* **INSTRUCTIONS TO FOLLOW**
Could you reproduce, unchanged, every item from the line containing "scan-speck: [291, 242, 292, 243]" down to the line containing "dimension-tick: [678, 390, 696, 393]", with both of those lines included?

━━ DATA PROVIDED

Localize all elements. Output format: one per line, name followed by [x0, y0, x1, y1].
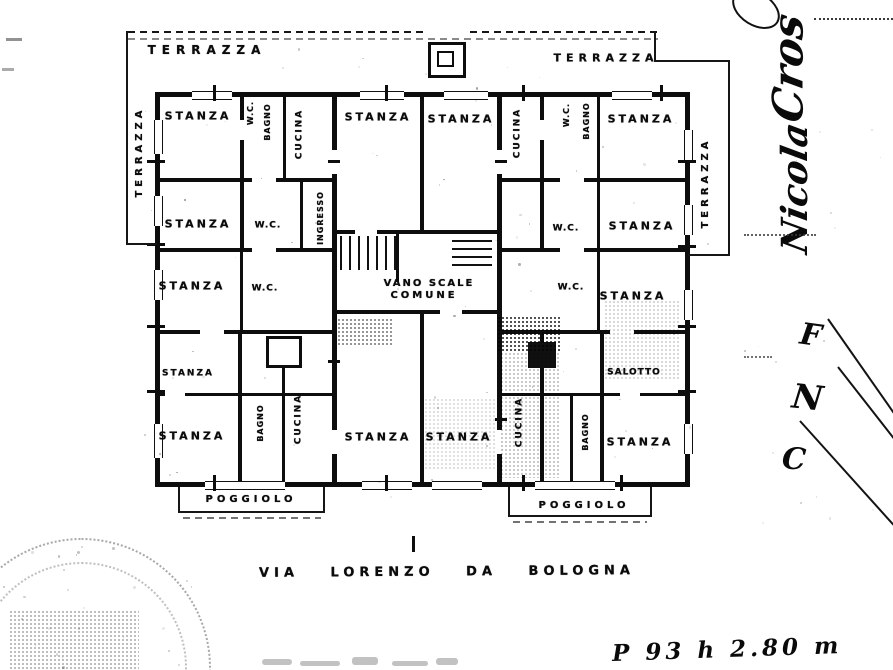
scan-speck: [291, 242, 292, 243]
scan-speck: [495, 240, 497, 242]
page-edge-mark: [6, 38, 22, 41]
stair-tread: [376, 236, 378, 270]
stair-tread: [452, 256, 492, 258]
window-opening: [684, 205, 693, 235]
label-stairwell-label-line2: COMUNE: [390, 291, 457, 301]
scan-speck: [397, 288, 399, 290]
label-wc-top-right-vertical: W.C.: [563, 103, 571, 127]
window-opening: [192, 91, 232, 100]
door-opening: [252, 248, 276, 252]
stair-tread: [367, 236, 369, 270]
scan-speck: [224, 121, 225, 122]
scan-speck: [602, 146, 603, 147]
dotted-mark: [744, 356, 772, 358]
terrace-line: [126, 31, 128, 245]
scan-speck: [476, 87, 478, 89]
scan-speck: [176, 472, 177, 473]
scan-speck: [151, 210, 152, 211]
ripostiglio-box: [266, 336, 302, 368]
scan-speck: [443, 179, 445, 181]
scan-speck: [145, 111, 146, 112]
label-poggiolo-right: POGGIOLO: [539, 501, 630, 511]
scan-speck: [772, 452, 773, 453]
stair-tread: [358, 236, 360, 270]
door-opening: [252, 178, 276, 182]
scan-speck: [575, 348, 577, 350]
wall: [396, 230, 399, 282]
dimension-tick: [678, 390, 696, 393]
scan-speck: [475, 100, 477, 102]
scan-speck: [372, 153, 374, 155]
scanned-floorplan-page: TERRAZZATERRAZZATERRAZZATERRAZZASTANZAW.…: [0, 0, 893, 670]
balcony-line: [650, 487, 652, 516]
scan-speck: [184, 199, 185, 200]
label-stanza-bottom-right: STANZA: [607, 437, 674, 448]
label-stanza-top-right: STANZA: [608, 114, 675, 125]
ink-stamp-noise: [9, 610, 139, 670]
scan-speck: [619, 399, 620, 400]
cut-off-text-fragment: [262, 659, 292, 665]
stair-tread: [349, 236, 351, 270]
scan-speck: [633, 202, 635, 204]
label-stanza-mid-right: STANZA: [609, 221, 676, 232]
wall: [332, 310, 502, 314]
stair-tread: [340, 236, 342, 270]
door-opening: [540, 120, 544, 140]
label-stanza-bottom-center-left: STANZA: [345, 432, 412, 443]
label-bagno-top-right-vertical: BAGNO: [583, 102, 591, 139]
label-ingresso-left-vertical: INGRESSO: [317, 191, 325, 245]
label-wc-mid-right: W.C.: [553, 225, 580, 234]
scan-speck: [465, 306, 466, 307]
wall: [497, 178, 689, 182]
scan-speck: [675, 122, 677, 124]
door-opening: [440, 310, 462, 314]
label-stanza-top-left: STANZA: [165, 111, 232, 122]
dimension-tick: [522, 85, 525, 101]
dotted-mark: [814, 18, 893, 20]
scan-speck: [834, 227, 836, 229]
scan-speck: [311, 330, 313, 332]
label-terrazza-top-left: TERRAZZA: [148, 44, 267, 56]
scan-speck: [689, 426, 691, 428]
label-wc-row3-left: W.C.: [252, 285, 279, 294]
scan-speck: [652, 448, 653, 449]
cut-off-text-fragment: [436, 658, 458, 665]
scan-speck: [298, 48, 300, 50]
terrace-line: [688, 254, 730, 256]
scan-speck: [762, 522, 764, 524]
scan-speck: [518, 263, 520, 265]
scan-speck: [172, 377, 174, 379]
window-opening: [684, 290, 693, 320]
dimension-tick: [678, 160, 696, 163]
balcony-line: [178, 487, 180, 512]
balcony-line: [178, 511, 325, 513]
door-opening: [200, 330, 224, 334]
door-opening: [560, 178, 584, 182]
label-wc-row3-right: W.C.: [558, 284, 585, 293]
label-bagno-bottom-right-vertical: BAGNO: [582, 413, 590, 450]
scan-speck: [880, 157, 881, 158]
label-stanza-top-center-right: STANZA: [428, 114, 495, 125]
scan-speck: [516, 236, 518, 238]
label-stanza-mid-left: STANZA: [165, 219, 232, 230]
wall: [570, 395, 573, 482]
window-opening: [444, 91, 488, 100]
label-cucina-top-right-vertical: CUCINA: [514, 108, 523, 158]
scan-speck: [539, 501, 541, 503]
terrace-dashed-line: [128, 31, 426, 33]
dimension-tick: [495, 160, 507, 163]
dimension-tick: [328, 160, 340, 163]
scan-speck: [483, 338, 485, 340]
scan-speck: [539, 77, 540, 78]
scan-noise-patch: [420, 398, 496, 470]
scan-speck: [819, 131, 821, 133]
label-bagno-top-left-vertical: BAGNO: [264, 103, 272, 140]
label-wc-mid-left: W.C.: [255, 222, 282, 231]
balcony-line: [508, 515, 652, 517]
scan-speck: [206, 124, 208, 126]
wall: [300, 182, 303, 250]
dotted-mark: [744, 234, 816, 236]
scan-speck: [823, 340, 825, 342]
window-opening: [612, 91, 652, 100]
terrace-pillar-inner: [437, 51, 454, 67]
wall: [238, 330, 242, 482]
scan-speck: [169, 474, 171, 476]
scan-speck: [800, 502, 802, 504]
scan-speck: [282, 67, 284, 69]
balcony-line: [508, 487, 510, 516]
terrace-line: [654, 31, 656, 62]
balcony-dashed-line: [513, 521, 647, 523]
wall: [597, 92, 600, 250]
dimension-tick: [213, 85, 216, 101]
street-tick-mark: [412, 536, 415, 552]
label-stanza-row4-left: STANZA: [162, 370, 214, 379]
scan-speck: [576, 170, 578, 172]
scan-speck: [390, 496, 392, 498]
door-opening: [560, 248, 584, 252]
balcony-line: [323, 487, 325, 512]
label-stanza-top-center-left: STANZA: [345, 112, 412, 123]
scan-noise-patch: [337, 318, 393, 346]
terrace-dashed-line: [128, 38, 658, 40]
scan-speck: [235, 257, 236, 258]
stair-tread: [394, 236, 396, 270]
wall: [540, 92, 544, 250]
door-opening: [240, 120, 244, 140]
dimension-tick: [678, 245, 696, 248]
scribble-letter: C: [781, 441, 807, 478]
street-name-label: VIA LORENZO DA BOLOGNA: [259, 563, 635, 581]
scan-speck: [871, 129, 873, 131]
wall: [420, 92, 424, 232]
window-opening: [535, 481, 615, 490]
window-opening: [432, 481, 482, 490]
scan-speck: [744, 350, 746, 352]
scan-noise-patch: [497, 316, 561, 352]
balcony-dashed-line: [183, 517, 321, 519]
scan-speck: [362, 58, 364, 60]
wall: [155, 330, 337, 334]
scan-speck: [202, 376, 204, 378]
dimension-tick: [147, 325, 165, 328]
wall: [497, 248, 689, 252]
window-opening: [154, 120, 163, 154]
label-cucina-bottom-left-vertical: CUCINA: [295, 394, 304, 444]
stair-tread: [452, 264, 492, 266]
scan-speck: [315, 222, 317, 224]
window-opening: [360, 91, 404, 100]
dimension-tick: [213, 475, 216, 491]
scan-speck: [519, 214, 521, 216]
scan-speck: [614, 456, 616, 458]
wall: [240, 92, 244, 250]
wall: [155, 178, 337, 182]
scan-speck: [829, 517, 831, 519]
scan-speck: [192, 351, 194, 353]
dimension-tick: [385, 85, 388, 101]
scan-speck: [453, 315, 455, 317]
stair-tread: [452, 240, 492, 242]
scan-speck: [530, 290, 532, 292]
page-edge-mark: [2, 68, 14, 71]
scan-speck: [707, 243, 709, 245]
door-opening: [355, 230, 377, 234]
scan-speck: [830, 212, 832, 214]
scan-noise-patch: [500, 352, 560, 478]
stamp-speck: [186, 580, 187, 581]
window-opening: [684, 130, 693, 160]
scan-speck: [758, 346, 759, 347]
scribble-letter: N: [790, 376, 825, 419]
label-cucina-top-left-vertical: CUCINA: [296, 109, 305, 159]
cut-off-text-fragment: [392, 661, 428, 666]
dimension-tick: [328, 360, 340, 363]
wall: [240, 250, 243, 330]
door-opening: [620, 393, 640, 396]
door-opening: [165, 393, 185, 396]
scan-speck: [507, 67, 509, 69]
label-bagno-bottom-left-vertical: BAGNO: [257, 404, 265, 441]
stair-tread: [385, 236, 387, 270]
scan-speck: [491, 124, 492, 125]
dimension-tick: [147, 390, 165, 393]
scan-speck: [425, 73, 427, 75]
scan-noise-patch: [604, 300, 680, 380]
terrace-dashed-line: [470, 31, 658, 33]
scan-speck: [872, 509, 874, 511]
scan-speck: [775, 361, 777, 363]
scan-speck: [376, 155, 378, 157]
scan-speck: [625, 430, 627, 432]
dimension-tick: [660, 85, 663, 101]
window-opening: [154, 196, 163, 226]
label-stanza-bottom-left: STANZA: [159, 431, 226, 442]
scan-speck: [293, 444, 295, 446]
label-terrazza-top-right: TERRAZZA: [554, 53, 659, 64]
stamp-speck: [191, 586, 192, 587]
dimension-tick: [385, 475, 388, 491]
scan-speck: [439, 184, 440, 185]
cut-off-text-fragment: [352, 657, 378, 665]
terrace-line: [654, 60, 730, 62]
scan-speck: [563, 371, 564, 372]
scan-speck: [264, 377, 266, 379]
label-terrazza-left-vertical: TERRAZZA: [135, 106, 145, 197]
wall: [282, 366, 285, 482]
label-poggiolo-left: POGGIOLO: [206, 495, 297, 505]
door-opening: [332, 430, 337, 454]
wall: [155, 248, 337, 252]
label-terrazza-right-vertical: TERRAZZA: [701, 137, 711, 228]
scan-speck: [378, 481, 380, 483]
dimension-tick: [147, 160, 165, 163]
cut-off-text-fragment: [300, 661, 340, 666]
label-stanza-row3-left: STANZA: [159, 281, 226, 292]
scan-speck: [643, 163, 645, 165]
wall: [283, 92, 286, 182]
terrace-line: [728, 60, 730, 256]
scan-speck: [816, 496, 817, 497]
stair-tread: [452, 248, 492, 250]
dimension-tick: [620, 475, 623, 491]
label-wc-top-left-vertical: W.C.: [247, 101, 255, 125]
scan-speck: [529, 223, 531, 225]
window-opening: [205, 481, 285, 490]
dimension-tick: [678, 325, 696, 328]
scan-speck: [358, 66, 360, 68]
scan-speck: [144, 434, 146, 436]
scan-speck: [486, 392, 488, 394]
terrace-line: [126, 243, 157, 245]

━━━━

* **THE RESPONSE**
scan-speck: [291, 242, 292, 243]
scan-speck: [495, 240, 497, 242]
page-edge-mark: [6, 38, 22, 41]
stair-tread: [376, 236, 378, 270]
stair-tread: [452, 256, 492, 258]
window-opening: [684, 205, 693, 235]
label-stairwell-label-line2: COMUNE: [390, 291, 457, 301]
scan-speck: [397, 288, 399, 290]
label-wc-top-right-vertical: W.C.: [563, 103, 571, 127]
window-opening: [192, 91, 232, 100]
door-opening: [252, 248, 276, 252]
stair-tread: [367, 236, 369, 270]
scan-speck: [224, 121, 225, 122]
scan-speck: [602, 146, 603, 147]
dotted-mark: [744, 356, 772, 358]
terrace-line: [126, 31, 128, 245]
scan-speck: [476, 87, 478, 89]
scan-speck: [176, 472, 177, 473]
scan-speck: [151, 210, 152, 211]
ripostiglio-box: [266, 336, 302, 368]
scan-speck: [443, 179, 445, 181]
scan-speck: [145, 111, 146, 112]
label-poggiolo-right: POGGIOLO: [539, 501, 630, 511]
scan-speck: [772, 452, 773, 453]
stair-tread: [358, 236, 360, 270]
door-opening: [252, 178, 276, 182]
scan-speck: [575, 348, 577, 350]
wall: [396, 230, 399, 282]
dimension-tick: [678, 390, 696, 393]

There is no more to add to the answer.